↓↓↓
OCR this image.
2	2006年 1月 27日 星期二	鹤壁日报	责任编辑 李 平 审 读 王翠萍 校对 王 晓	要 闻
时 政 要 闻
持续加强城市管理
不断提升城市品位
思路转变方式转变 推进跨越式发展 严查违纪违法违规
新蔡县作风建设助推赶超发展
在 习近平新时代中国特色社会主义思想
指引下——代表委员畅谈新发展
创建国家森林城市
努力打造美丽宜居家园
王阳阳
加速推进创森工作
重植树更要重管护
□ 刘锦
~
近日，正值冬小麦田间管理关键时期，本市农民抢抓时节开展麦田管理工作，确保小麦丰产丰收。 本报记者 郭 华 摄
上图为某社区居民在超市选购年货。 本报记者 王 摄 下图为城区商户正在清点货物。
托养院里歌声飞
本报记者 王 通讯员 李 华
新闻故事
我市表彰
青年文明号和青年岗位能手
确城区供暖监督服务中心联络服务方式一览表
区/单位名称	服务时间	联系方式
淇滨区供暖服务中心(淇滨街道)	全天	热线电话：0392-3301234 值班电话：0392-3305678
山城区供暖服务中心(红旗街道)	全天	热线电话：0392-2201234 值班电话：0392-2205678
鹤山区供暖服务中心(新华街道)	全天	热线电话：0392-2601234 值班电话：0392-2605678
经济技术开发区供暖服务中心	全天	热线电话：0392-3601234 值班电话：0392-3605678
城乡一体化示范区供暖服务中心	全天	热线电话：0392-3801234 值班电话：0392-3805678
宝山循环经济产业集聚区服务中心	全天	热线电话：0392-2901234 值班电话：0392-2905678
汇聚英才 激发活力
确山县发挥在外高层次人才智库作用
↑↑↑
Extract the whole listing, character for character.

*Problem solution:*
OCR this image.
2	2006年 1月 27日 星期二	鹤壁日报	责任编辑 李 平 审 读 王翠萍 校对 王 晓	要 闻
时 政 要 闻
持续加强城市管理
不断提升城市品位
思路转变方式转变 推进跨越式发展 严查违纪违法违规
新蔡县作风建设助推赶超发展
在 习近平新时代中国特色社会主义思想
指引下——代表委员畅谈新发展
创建国家森林城市
努力打造美丽宜居家园
王阳阳
加速推进创森工作
重植树更要重管护
□ 刘锦
~
近日，正值冬小麦田间管理关键时期，本市农民抢抓时节开展麦田管理工作，确保小麦丰产丰收。 本报记者 郭 华 摄
上图为某社区居民在超市选购年货。 本报记者 王 摄 下图为城区商户正在清点货物。
托养院里歌声飞
本报记者 王 通讯员 李 华
新闻故事
我市表彰
青年文明号和青年岗位能手
确城区供暖监督服务中心联络服务方式一览表
区/单位名称	服务时间	联系方式
淇滨区供暖服务中心(淇滨街道)	全天	热线电话：0392-3301234 值班电话：0392-3305678
山城区供暖服务中心(红旗街道)	全天	热线电话：0392-2201234 值班电话：0392-2205678
鹤山区供暖服务中心(新华街道)	全天	热线电话：0392-2601234 值班电话：0392-2605678
经济技术开发区供暖服务中心	全天	热线电话：0392-3601234 值班电话：0392-3605678
城乡一体化示范区供暖服务中心	全天	热线电话：0392-3801234 值班电话：0392-3805678
宝山循环经济产业集聚区服务中心	全天	热线电话：0392-2901234 值班电话：0392-2905678
汇聚英才 激发活力
确山县发挥在外高层次人才智库作用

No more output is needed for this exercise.